▸ **EXERCISE**: Among the lines below, list those containing the string "name".

- - -

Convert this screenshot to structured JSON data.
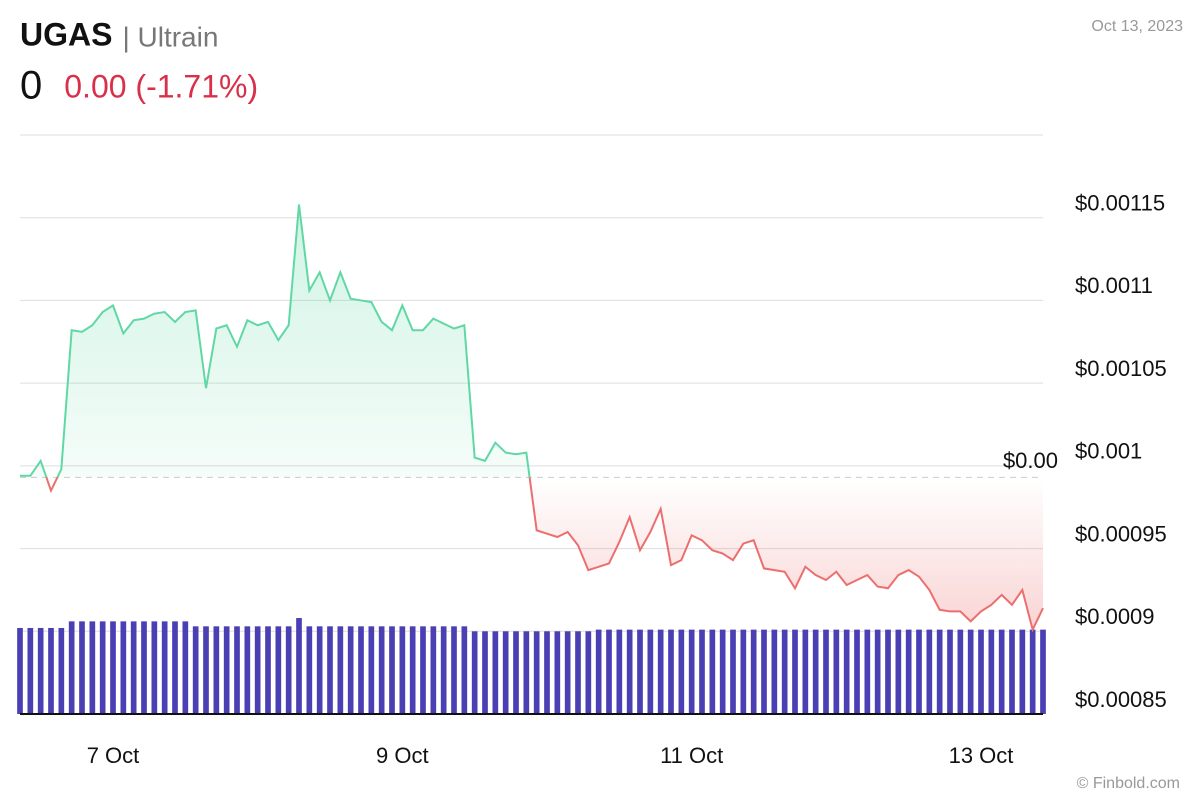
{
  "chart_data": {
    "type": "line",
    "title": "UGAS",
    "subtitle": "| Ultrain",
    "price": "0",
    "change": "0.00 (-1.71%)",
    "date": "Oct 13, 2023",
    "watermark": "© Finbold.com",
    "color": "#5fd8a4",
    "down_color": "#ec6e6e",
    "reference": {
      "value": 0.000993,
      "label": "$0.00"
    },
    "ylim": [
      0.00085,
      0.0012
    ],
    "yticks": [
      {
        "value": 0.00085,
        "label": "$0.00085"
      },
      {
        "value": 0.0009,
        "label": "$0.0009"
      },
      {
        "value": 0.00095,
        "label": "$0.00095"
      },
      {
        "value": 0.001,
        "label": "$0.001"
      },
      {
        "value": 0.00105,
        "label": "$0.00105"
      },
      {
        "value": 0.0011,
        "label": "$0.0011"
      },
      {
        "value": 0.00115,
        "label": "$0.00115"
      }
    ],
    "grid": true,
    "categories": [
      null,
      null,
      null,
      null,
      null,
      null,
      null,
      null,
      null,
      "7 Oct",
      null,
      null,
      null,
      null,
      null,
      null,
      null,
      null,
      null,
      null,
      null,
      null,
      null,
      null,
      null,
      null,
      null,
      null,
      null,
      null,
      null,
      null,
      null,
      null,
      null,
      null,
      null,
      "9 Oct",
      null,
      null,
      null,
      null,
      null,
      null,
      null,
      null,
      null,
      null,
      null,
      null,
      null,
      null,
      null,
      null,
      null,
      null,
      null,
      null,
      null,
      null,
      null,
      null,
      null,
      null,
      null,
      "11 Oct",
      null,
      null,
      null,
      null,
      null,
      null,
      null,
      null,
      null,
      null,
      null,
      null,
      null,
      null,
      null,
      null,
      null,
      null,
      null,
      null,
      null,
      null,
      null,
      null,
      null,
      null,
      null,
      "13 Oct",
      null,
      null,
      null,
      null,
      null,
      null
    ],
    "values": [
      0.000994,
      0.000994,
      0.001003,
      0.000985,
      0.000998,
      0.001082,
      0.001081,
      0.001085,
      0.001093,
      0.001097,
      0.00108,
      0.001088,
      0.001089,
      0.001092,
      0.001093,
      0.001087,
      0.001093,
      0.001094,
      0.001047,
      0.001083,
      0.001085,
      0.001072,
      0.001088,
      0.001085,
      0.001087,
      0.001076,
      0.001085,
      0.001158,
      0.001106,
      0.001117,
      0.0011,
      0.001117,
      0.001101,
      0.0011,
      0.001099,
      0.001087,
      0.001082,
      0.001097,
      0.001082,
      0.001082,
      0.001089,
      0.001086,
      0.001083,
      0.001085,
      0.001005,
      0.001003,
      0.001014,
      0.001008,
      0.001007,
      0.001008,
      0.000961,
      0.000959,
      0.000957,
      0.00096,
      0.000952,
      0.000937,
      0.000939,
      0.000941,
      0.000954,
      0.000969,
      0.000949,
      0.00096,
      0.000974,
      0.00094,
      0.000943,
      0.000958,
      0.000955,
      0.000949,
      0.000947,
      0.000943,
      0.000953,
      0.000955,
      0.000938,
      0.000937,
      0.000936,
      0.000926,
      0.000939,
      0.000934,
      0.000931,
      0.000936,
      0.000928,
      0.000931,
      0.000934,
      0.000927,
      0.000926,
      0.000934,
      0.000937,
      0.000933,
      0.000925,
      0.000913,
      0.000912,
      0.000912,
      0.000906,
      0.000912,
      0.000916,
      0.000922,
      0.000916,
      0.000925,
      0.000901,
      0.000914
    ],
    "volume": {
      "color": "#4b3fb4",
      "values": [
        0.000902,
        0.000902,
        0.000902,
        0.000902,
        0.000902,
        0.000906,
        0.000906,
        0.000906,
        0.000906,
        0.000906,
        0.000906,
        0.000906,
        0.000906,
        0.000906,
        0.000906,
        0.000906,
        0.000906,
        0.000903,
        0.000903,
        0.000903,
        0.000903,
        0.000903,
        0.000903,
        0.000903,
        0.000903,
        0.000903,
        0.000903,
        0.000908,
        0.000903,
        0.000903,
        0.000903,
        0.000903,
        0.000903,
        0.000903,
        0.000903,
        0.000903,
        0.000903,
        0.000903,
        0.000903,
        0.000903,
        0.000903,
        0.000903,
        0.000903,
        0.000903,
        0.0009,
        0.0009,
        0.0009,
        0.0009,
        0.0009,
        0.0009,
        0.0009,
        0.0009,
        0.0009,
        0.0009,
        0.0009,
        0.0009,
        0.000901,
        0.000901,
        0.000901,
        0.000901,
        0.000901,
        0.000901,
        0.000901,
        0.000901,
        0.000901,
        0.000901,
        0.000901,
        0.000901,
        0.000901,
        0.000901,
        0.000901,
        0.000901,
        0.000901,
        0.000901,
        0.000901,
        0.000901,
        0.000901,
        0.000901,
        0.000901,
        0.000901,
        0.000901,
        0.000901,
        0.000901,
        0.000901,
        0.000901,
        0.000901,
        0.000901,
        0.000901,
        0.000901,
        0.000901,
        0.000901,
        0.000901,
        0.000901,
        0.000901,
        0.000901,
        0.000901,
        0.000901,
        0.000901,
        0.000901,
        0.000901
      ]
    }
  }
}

- - -

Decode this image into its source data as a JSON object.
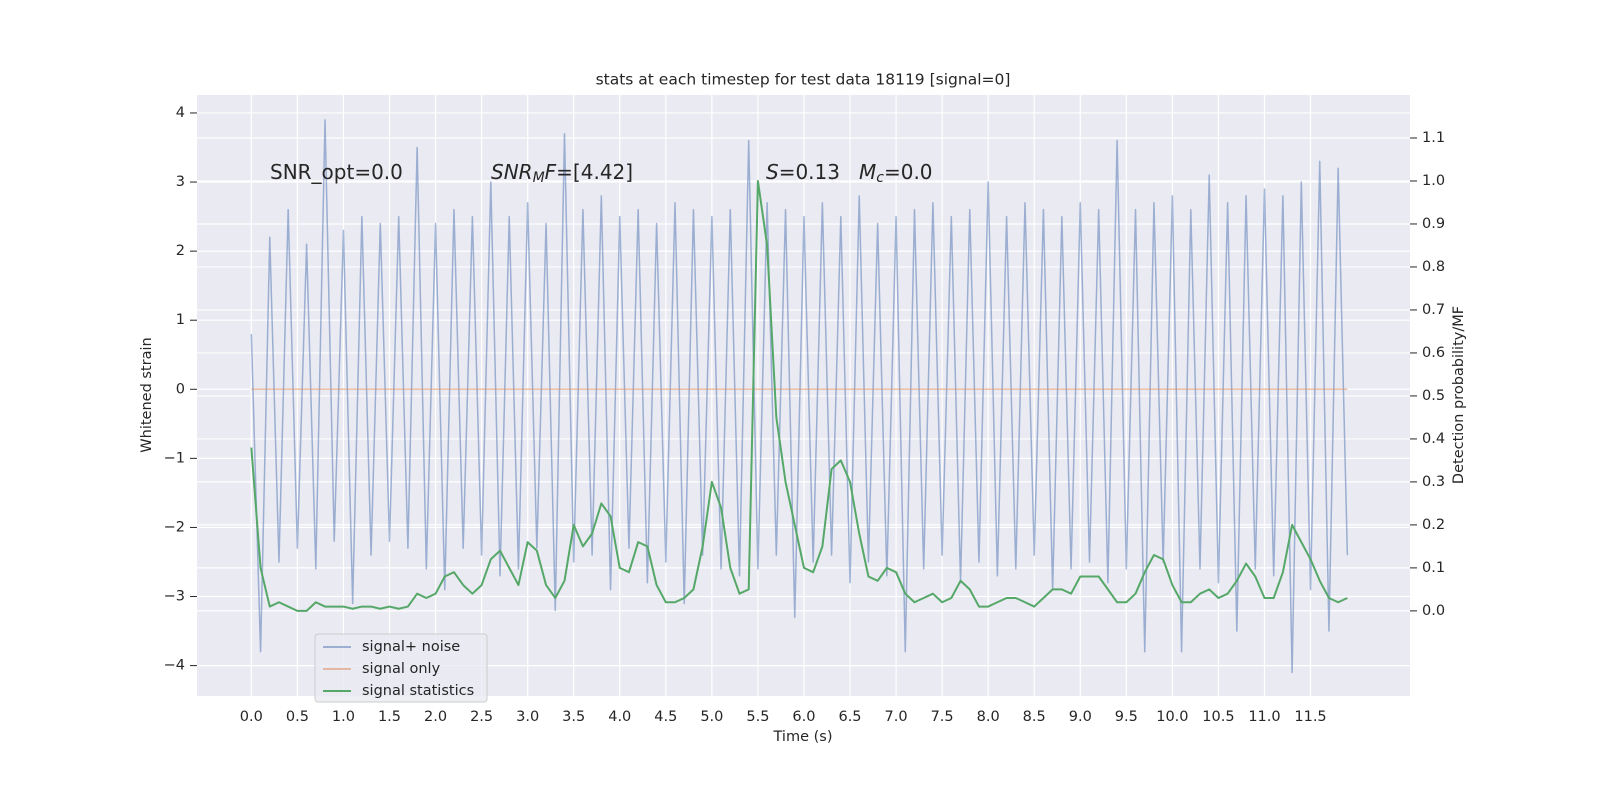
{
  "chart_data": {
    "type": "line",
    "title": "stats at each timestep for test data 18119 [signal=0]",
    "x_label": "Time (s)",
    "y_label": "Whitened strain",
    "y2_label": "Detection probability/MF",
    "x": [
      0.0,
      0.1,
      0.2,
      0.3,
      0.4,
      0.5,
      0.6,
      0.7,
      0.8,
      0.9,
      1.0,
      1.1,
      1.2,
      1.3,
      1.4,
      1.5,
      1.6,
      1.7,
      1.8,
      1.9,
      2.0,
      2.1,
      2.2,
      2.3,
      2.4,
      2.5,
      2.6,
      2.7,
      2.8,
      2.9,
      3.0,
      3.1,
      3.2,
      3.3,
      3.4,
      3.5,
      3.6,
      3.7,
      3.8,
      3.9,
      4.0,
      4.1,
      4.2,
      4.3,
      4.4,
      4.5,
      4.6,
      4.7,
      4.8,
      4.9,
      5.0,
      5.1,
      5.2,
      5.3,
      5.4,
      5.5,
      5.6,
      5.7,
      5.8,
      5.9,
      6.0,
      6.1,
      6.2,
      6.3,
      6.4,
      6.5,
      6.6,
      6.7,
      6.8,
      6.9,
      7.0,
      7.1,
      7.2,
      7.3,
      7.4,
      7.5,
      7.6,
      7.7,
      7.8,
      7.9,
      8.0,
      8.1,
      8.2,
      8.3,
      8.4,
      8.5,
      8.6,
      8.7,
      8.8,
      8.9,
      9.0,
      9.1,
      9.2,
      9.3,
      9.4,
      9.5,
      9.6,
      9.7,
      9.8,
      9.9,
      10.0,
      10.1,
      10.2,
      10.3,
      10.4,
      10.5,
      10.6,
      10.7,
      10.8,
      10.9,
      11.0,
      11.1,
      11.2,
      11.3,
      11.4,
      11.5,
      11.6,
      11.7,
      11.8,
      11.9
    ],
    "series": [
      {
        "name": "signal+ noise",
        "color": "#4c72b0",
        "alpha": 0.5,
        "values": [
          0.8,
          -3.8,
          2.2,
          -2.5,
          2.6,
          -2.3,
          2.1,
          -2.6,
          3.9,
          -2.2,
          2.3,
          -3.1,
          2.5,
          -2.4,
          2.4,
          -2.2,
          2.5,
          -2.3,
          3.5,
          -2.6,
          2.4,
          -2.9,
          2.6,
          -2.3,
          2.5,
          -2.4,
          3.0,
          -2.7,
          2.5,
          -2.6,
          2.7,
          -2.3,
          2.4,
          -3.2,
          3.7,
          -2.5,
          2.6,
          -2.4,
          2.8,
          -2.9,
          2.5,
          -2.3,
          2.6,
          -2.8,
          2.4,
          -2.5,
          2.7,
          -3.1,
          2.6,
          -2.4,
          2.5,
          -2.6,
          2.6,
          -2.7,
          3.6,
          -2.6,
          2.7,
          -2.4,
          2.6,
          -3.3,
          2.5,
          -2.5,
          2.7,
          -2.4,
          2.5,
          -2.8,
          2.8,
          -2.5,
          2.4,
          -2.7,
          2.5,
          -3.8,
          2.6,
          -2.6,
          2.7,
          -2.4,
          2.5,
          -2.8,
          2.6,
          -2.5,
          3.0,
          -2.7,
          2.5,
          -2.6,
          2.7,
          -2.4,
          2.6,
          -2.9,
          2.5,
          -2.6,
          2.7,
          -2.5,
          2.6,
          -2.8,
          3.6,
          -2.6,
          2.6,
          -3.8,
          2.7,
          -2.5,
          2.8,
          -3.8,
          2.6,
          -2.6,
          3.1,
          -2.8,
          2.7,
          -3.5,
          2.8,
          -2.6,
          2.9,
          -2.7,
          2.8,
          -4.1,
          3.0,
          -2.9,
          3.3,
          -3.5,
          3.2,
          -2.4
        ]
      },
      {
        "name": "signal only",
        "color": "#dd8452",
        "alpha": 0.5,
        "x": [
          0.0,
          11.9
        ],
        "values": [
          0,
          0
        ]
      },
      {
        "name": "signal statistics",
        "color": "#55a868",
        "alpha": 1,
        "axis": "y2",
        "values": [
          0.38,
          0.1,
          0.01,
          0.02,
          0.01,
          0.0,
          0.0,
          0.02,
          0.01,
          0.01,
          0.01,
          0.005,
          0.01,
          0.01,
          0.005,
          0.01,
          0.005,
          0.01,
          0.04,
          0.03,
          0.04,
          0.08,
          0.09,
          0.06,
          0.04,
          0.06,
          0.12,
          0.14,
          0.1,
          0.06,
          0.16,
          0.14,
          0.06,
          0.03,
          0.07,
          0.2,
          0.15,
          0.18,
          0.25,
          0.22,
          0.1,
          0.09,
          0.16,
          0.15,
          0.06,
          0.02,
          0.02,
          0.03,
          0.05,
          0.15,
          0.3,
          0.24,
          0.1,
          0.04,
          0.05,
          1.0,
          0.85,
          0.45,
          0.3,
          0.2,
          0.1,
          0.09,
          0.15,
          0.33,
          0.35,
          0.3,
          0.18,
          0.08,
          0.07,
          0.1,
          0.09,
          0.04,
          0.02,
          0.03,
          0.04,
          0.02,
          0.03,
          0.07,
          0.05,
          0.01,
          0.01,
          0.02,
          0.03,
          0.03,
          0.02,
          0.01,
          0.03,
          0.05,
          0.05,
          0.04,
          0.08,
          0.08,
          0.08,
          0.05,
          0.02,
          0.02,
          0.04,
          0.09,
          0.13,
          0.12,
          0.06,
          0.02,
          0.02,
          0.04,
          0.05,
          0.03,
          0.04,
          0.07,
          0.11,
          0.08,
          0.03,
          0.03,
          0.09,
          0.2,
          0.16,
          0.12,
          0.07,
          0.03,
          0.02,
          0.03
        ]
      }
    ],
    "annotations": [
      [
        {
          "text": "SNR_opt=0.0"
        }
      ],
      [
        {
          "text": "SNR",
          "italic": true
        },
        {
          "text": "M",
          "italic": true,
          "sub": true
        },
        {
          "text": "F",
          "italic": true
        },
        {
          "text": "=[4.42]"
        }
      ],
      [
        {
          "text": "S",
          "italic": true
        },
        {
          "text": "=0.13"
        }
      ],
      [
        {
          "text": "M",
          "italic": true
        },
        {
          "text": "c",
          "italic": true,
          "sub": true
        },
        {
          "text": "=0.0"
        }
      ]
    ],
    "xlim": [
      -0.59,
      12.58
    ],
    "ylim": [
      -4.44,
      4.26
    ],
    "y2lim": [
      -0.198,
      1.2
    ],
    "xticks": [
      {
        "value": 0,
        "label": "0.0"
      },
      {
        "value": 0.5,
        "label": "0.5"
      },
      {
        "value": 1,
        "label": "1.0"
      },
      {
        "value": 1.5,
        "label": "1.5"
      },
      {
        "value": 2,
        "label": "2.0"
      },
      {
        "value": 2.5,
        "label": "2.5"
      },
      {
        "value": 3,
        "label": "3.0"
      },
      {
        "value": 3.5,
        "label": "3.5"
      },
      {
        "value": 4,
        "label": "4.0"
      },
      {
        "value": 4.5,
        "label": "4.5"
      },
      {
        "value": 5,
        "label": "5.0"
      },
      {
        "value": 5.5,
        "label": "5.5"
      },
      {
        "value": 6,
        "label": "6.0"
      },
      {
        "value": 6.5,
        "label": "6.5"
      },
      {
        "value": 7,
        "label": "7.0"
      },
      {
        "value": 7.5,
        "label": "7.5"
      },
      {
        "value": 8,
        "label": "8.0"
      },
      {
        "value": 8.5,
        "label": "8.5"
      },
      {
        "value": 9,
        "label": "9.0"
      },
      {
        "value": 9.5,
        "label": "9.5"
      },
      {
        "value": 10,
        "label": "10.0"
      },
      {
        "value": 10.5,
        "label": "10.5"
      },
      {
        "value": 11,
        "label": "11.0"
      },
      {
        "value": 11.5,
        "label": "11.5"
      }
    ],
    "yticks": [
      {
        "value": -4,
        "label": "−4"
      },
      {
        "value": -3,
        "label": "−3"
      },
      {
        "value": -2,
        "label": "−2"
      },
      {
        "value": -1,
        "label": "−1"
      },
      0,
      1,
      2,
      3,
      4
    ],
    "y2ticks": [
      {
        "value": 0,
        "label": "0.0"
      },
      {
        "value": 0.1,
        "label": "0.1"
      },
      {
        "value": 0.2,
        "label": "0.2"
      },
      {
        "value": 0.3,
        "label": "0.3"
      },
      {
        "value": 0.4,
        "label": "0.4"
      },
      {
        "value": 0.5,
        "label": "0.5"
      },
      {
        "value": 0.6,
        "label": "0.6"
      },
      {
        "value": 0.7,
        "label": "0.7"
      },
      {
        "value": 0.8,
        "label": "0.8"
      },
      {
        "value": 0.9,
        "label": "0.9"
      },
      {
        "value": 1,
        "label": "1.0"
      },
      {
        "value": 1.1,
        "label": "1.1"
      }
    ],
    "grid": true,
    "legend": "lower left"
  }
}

- - -

▸ **EXERCISE SOLUTION**:
        "name": "signal+ noise",
        "name": "signal only",
        "name": "signal statistics",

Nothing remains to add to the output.